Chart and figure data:
=======

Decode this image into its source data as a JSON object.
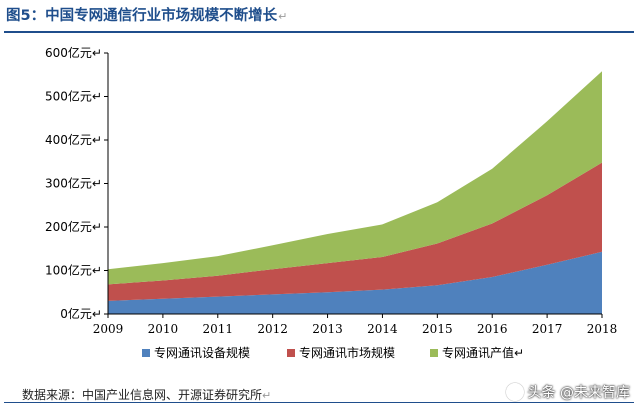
{
  "figure": {
    "title": "图5：中国专网通信行业市场规模不断增长",
    "source": "数据来源：中国产业信息网、开源证券研究所",
    "watermark": "头条 @未来智库",
    "paragraph_mark": "↵"
  },
  "chart_data": {
    "type": "area",
    "stacked": true,
    "categories": [
      "2009",
      "2010",
      "2011",
      "2012",
      "2013",
      "2014",
      "2015",
      "2016",
      "2017",
      "2018"
    ],
    "series": [
      {
        "name": "专网通讯设备规模",
        "color": "#4f81bd",
        "values": [
          30,
          35,
          40,
          45,
          50,
          56,
          66,
          85,
          113,
          143
        ]
      },
      {
        "name": "专网通讯市场规模",
        "color": "#c0504d",
        "values": [
          38,
          42,
          48,
          58,
          67,
          75,
          96,
          123,
          160,
          205
        ]
      },
      {
        "name": "专网通讯产值",
        "color": "#9bbb59",
        "values": [
          35,
          40,
          45,
          55,
          67,
          75,
          95,
          126,
          170,
          210
        ]
      }
    ],
    "yticks": [
      "0亿元",
      "100亿元",
      "200亿元",
      "300亿元",
      "400亿元",
      "500亿元",
      "600亿元"
    ],
    "ylim": [
      0,
      600
    ],
    "grid": false,
    "legend_position": "bottom"
  }
}
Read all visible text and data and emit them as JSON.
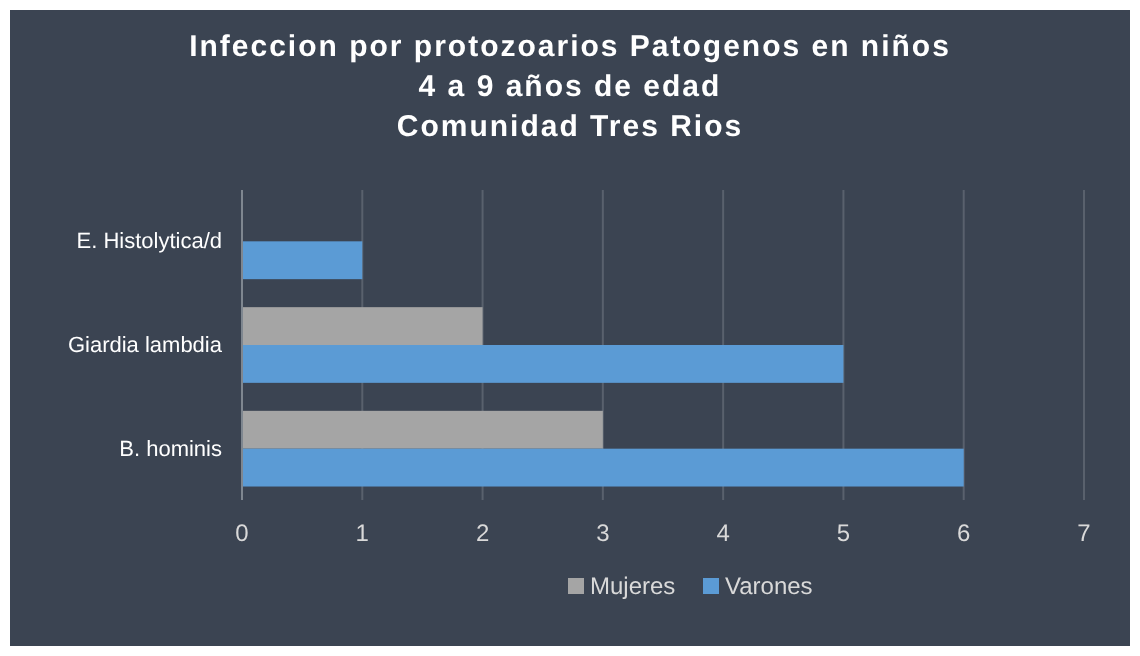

=======

= Work instructions =
Gather all the lines that include the word "source" and copy them out.

= Exercise response =
Decode this image into its source data as a JSON object.
    "source": "数据来源：中国产业信息网、开源证券研究所",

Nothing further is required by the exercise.